Wherever a line below holds the word "difference", copy that line.

> **MATERIAL SUPPLIED**:
════════════════════

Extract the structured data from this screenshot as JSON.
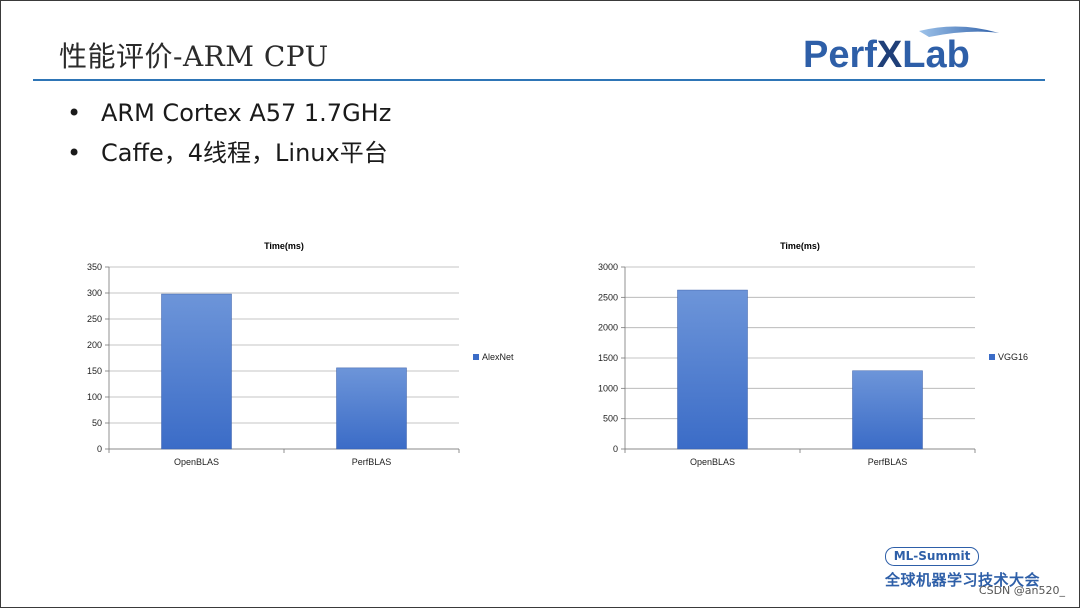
{
  "slide": {
    "title": "性能评价-ARM CPU",
    "logo": {
      "text_primary": "Perf",
      "text_x": "X",
      "text_secondary": "Lab",
      "color": "#2e5fa8"
    },
    "bullets": [
      {
        "marker": "•",
        "text": "ARM Cortex A57 1.7GHz"
      },
      {
        "marker": "•",
        "text": "Caffe，4线程，Linux平台"
      }
    ],
    "footer": {
      "badge": "ML-Summit",
      "event_name": "全球机器学习技术大会",
      "watermark": "CSDN @an520_"
    }
  },
  "colors": {
    "accent": "#2e75b6",
    "bar": "#3b6cc7",
    "bar_light": "#6d95d9"
  },
  "chart_data": [
    {
      "type": "bar",
      "title": "Time(ms)",
      "categories": [
        "OpenBLAS",
        "PerfBLAS"
      ],
      "series": [
        {
          "name": "AlexNet",
          "values": [
            298,
            156
          ]
        }
      ],
      "ylim": [
        0,
        350
      ],
      "yticks": [
        0,
        50,
        100,
        150,
        200,
        250,
        300,
        350
      ],
      "grid": true,
      "legend": "right"
    },
    {
      "type": "bar",
      "title": "Time(ms)",
      "categories": [
        "OpenBLAS",
        "PerfBLAS"
      ],
      "series": [
        {
          "name": "VGG16",
          "values": [
            2620,
            1290
          ]
        }
      ],
      "ylim": [
        0,
        3000
      ],
      "yticks": [
        0,
        500,
        1000,
        1500,
        2000,
        2500,
        3000
      ],
      "grid": true,
      "legend": "right"
    }
  ]
}
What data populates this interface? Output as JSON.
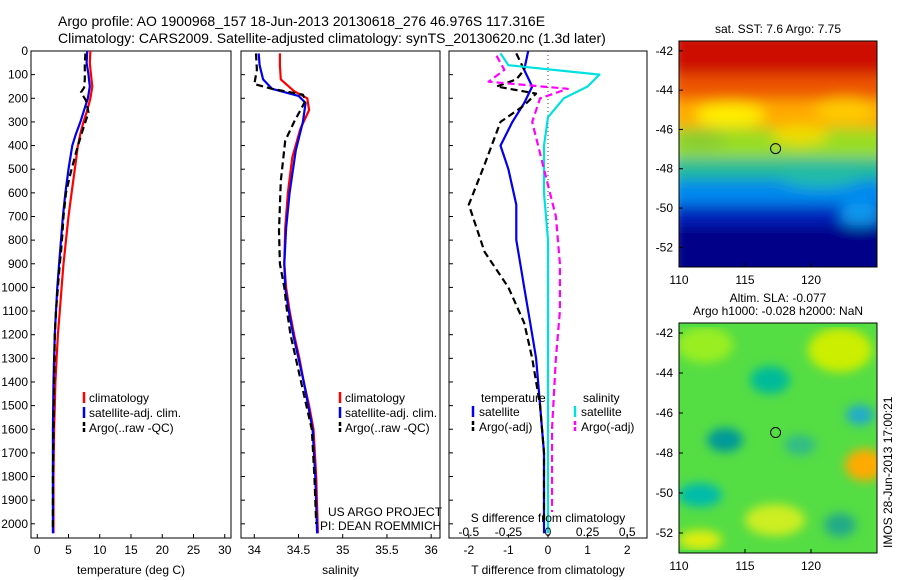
{
  "header": {
    "line1": "Argo profile: AO 1900968_157 18-Jun-2013 20130618_276 46.976S 117.316E",
    "line2": "Climatology: CARS2009. Satellite-adjusted climatology: synTS_20130620.nc (1.3d later)"
  },
  "credits": {
    "project": "US ARGO PROJECT",
    "pi": "PI: DEAN ROEMMICH",
    "timestamp": "IMOS 28-Jun-2013 17:00:21"
  },
  "colors": {
    "climatology": "#ff0000",
    "satellite": "#0000ee",
    "argo": "#000000",
    "satellite_s": "#00e0e0",
    "argo_s": "#ff00ff",
    "circle": "#000000"
  },
  "chart_data": [
    {
      "id": "temperature",
      "type": "line",
      "xlabel": "temperature (deg C)",
      "ylabel": "",
      "xlim": [
        -1,
        31
      ],
      "ylim": [
        2060,
        0
      ],
      "xticks": [
        0,
        5,
        10,
        15,
        20,
        25,
        30
      ],
      "yticks": [
        0,
        100,
        200,
        300,
        400,
        500,
        600,
        700,
        800,
        900,
        1000,
        1100,
        1200,
        1300,
        1400,
        1500,
        1600,
        1700,
        1800,
        1900,
        2000
      ],
      "legend": {
        "placement": "lower-center",
        "entries": [
          "climatology",
          "satellite-adj. clim.",
          "Argo(..raw -QC)"
        ]
      },
      "series": [
        {
          "name": "climatology",
          "style": "solid",
          "color": "#ff0000",
          "x": [
            8.5,
            8.4,
            8.6,
            8.8,
            8.5,
            8.0,
            7.4,
            6.9,
            6.5,
            6.0,
            5.5,
            5.0,
            4.6,
            4.2,
            3.9,
            3.6,
            3.3,
            3.1,
            2.9,
            2.8,
            2.7,
            2.6,
            2.6
          ],
          "y": [
            0,
            50,
            100,
            150,
            200,
            250,
            300,
            350,
            400,
            500,
            600,
            700,
            800,
            900,
            1000,
            1100,
            1200,
            1300,
            1400,
            1500,
            1600,
            1800,
            2040
          ]
        },
        {
          "name": "satellite-adj. clim.",
          "style": "solid",
          "color": "#0000ee",
          "x": [
            8.0,
            7.9,
            8.2,
            8.4,
            8.1,
            7.5,
            6.9,
            6.2,
            5.6,
            5.0,
            4.5,
            4.1,
            3.8,
            3.5,
            3.2,
            3.0,
            2.8,
            2.7,
            2.6,
            2.5,
            2.5,
            2.5
          ],
          "y": [
            0,
            50,
            100,
            150,
            200,
            250,
            300,
            350,
            400,
            500,
            600,
            700,
            800,
            900,
            1000,
            1100,
            1200,
            1300,
            1400,
            1600,
            1800,
            2040
          ]
        },
        {
          "name": "Argo(..raw -QC)",
          "style": "dashed",
          "color": "#000000",
          "x": [
            7.7,
            7.6,
            7.6,
            7.5,
            7.0,
            7.8,
            8.2,
            7.2,
            6.3,
            5.3,
            4.6,
            4.2,
            4.0,
            3.8,
            3.6,
            3.3,
            3.0,
            2.8,
            2.7,
            2.6,
            2.5,
            2.5
          ],
          "y": [
            10,
            60,
            120,
            155,
            175,
            210,
            260,
            340,
            420,
            520,
            600,
            700,
            780,
            850,
            900,
            1000,
            1100,
            1200,
            1400,
            1600,
            1800,
            2020
          ]
        }
      ]
    },
    {
      "id": "salinity",
      "type": "line",
      "xlabel": "salinity",
      "ylabel": "",
      "xlim": [
        33.85,
        36.1
      ],
      "ylim": [
        2060,
        0
      ],
      "xticks": [
        34,
        34.5,
        35,
        35.5,
        36
      ],
      "xtick_labels": [
        "34",
        "34.5",
        "35",
        "35.5",
        "36"
      ],
      "legend": {
        "placement": "lower-right",
        "entries": [
          "climatology",
          "satellite-adj. clim.",
          "Argo(..raw -QC)"
        ]
      },
      "series": [
        {
          "name": "climatology",
          "style": "solid",
          "color": "#ff0000",
          "x": [
            34.29,
            34.29,
            34.3,
            34.45,
            34.6,
            34.62,
            34.52,
            34.43,
            34.38,
            34.35,
            34.34,
            34.36,
            34.4,
            34.45,
            34.51,
            34.56,
            34.62,
            34.67,
            34.7,
            34.72
          ],
          "y": [
            10,
            60,
            120,
            170,
            200,
            250,
            330,
            450,
            600,
            750,
            900,
            1000,
            1100,
            1200,
            1300,
            1400,
            1500,
            1600,
            1800,
            2040
          ]
        },
        {
          "name": "satellite-adj. clim.",
          "style": "solid",
          "color": "#0000ee",
          "x": [
            34.05,
            34.06,
            34.1,
            34.2,
            34.5,
            34.58,
            34.55,
            34.47,
            34.4,
            34.36,
            34.34,
            34.35,
            34.39,
            34.44,
            34.5,
            34.56,
            34.61,
            34.66,
            34.69,
            34.71
          ],
          "y": [
            10,
            60,
            120,
            160,
            190,
            220,
            300,
            420,
            600,
            750,
            900,
            1000,
            1100,
            1200,
            1300,
            1400,
            1500,
            1600,
            1800,
            2040
          ]
        },
        {
          "name": "Argo(..raw -QC)",
          "style": "dashed",
          "color": "#000000",
          "x": [
            34.02,
            34.03,
            34.0,
            34.2,
            34.55,
            34.58,
            34.45,
            34.35,
            34.3,
            34.28,
            34.29,
            34.34,
            34.37,
            34.41,
            34.47,
            34.53,
            34.59,
            34.65,
            34.68,
            34.7
          ],
          "y": [
            10,
            80,
            140,
            160,
            185,
            210,
            300,
            380,
            550,
            760,
            900,
            1000,
            1100,
            1200,
            1300,
            1400,
            1500,
            1600,
            1800,
            2000
          ]
        }
      ]
    },
    {
      "id": "difference",
      "type": "line",
      "xlabel": "T difference from climatology",
      "xlabel_top": "S difference from climatology",
      "xlim": [
        -2.5,
        2.5
      ],
      "ylim": [
        2060,
        0
      ],
      "xticks": [
        -2,
        -1,
        0,
        1,
        2
      ],
      "xticks_top": [
        -0.5,
        -0.25,
        0,
        0.25,
        0.5
      ],
      "xtick_labels_top": [
        "-0.5",
        "-0.25",
        "0",
        "0.25",
        "0.5"
      ],
      "legend": {
        "placement": "lower-center",
        "headers": [
          "temperature",
          "salinity"
        ],
        "entries": [
          "satellite",
          "Argo(-adj)",
          "satellite",
          "Argo(-adj)"
        ]
      },
      "series": [
        {
          "name": "temperature satellite",
          "style": "solid",
          "color": "#0000ee",
          "x": [
            -0.5,
            -0.6,
            -0.4,
            -0.6,
            -0.9,
            -1.2,
            -1.0,
            -0.8,
            -0.8,
            -0.7,
            -0.6,
            -0.5,
            -0.4,
            -0.3,
            -0.2,
            -0.1,
            -0.1
          ],
          "y": [
            0,
            80,
            150,
            220,
            300,
            400,
            500,
            650,
            800,
            900,
            1000,
            1100,
            1200,
            1300,
            1500,
            1700,
            2040
          ]
        },
        {
          "name": "temperature Argo(-adj)",
          "style": "dashed",
          "color": "#000000",
          "x": [
            -0.8,
            -0.6,
            -0.8,
            -1.3,
            -0.3,
            -0.6,
            -1.2,
            -1.6,
            -2.0,
            -1.6,
            -1.0,
            -0.6,
            -0.4,
            -0.2,
            -0.1,
            -0.1
          ],
          "y": [
            10,
            80,
            120,
            150,
            180,
            230,
            300,
            480,
            650,
            850,
            1000,
            1150,
            1300,
            1500,
            1700,
            2000
          ]
        },
        {
          "name": "salinity satellite",
          "style": "solid",
          "color": "#00e0e0",
          "x": [
            -1.2,
            -1.0,
            1.3,
            1.0,
            0.4,
            0.0,
            -0.1,
            -0.1,
            0.0,
            0.0,
            0.0,
            0.0,
            0.0,
            0.0
          ],
          "y": [
            10,
            60,
            100,
            150,
            200,
            280,
            400,
            600,
            800,
            1000,
            1200,
            1500,
            1800,
            2040
          ]
        },
        {
          "name": "salinity Argo(-adj)",
          "style": "dashed",
          "color": "#ff00ff",
          "x": [
            -1.3,
            -1.1,
            -1.5,
            0.5,
            -0.2,
            -0.4,
            -0.1,
            0.2,
            0.3,
            0.3,
            0.2,
            0.1,
            0.1
          ],
          "y": [
            20,
            80,
            130,
            160,
            200,
            300,
            500,
            700,
            900,
            1100,
            1300,
            1600,
            1950
          ]
        }
      ]
    },
    {
      "id": "sst-map",
      "type": "heatmap",
      "title": "sat. SST: 7.6 Argo: 7.75",
      "xlim": [
        110,
        125
      ],
      "ylim": [
        -53,
        -41.5
      ],
      "xticks": [
        110,
        115,
        120
      ],
      "yticks": [
        -42,
        -44,
        -46,
        -48,
        -50,
        -52
      ],
      "marker": {
        "lon": 117.316,
        "lat": -46.976
      },
      "colormap": "jet"
    },
    {
      "id": "sla-map",
      "type": "heatmap",
      "title": "Altim. SLA: -0.077",
      "subtitle": "Argo h1000: -0.028 h2000: NaN",
      "xlim": [
        110,
        125
      ],
      "ylim": [
        -53,
        -41.5
      ],
      "xticks": [
        110,
        115,
        120
      ],
      "yticks": [
        -42,
        -44,
        -46,
        -48,
        -50,
        -52
      ],
      "marker": {
        "lon": 117.316,
        "lat": -46.976
      },
      "colormap": "jet"
    }
  ]
}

════════════════════

> **WRITTEN SOLUTION**:
      "id": "difference",
      "xlabel": "T difference from climatology",
      "xlabel_top": "S difference from climatology",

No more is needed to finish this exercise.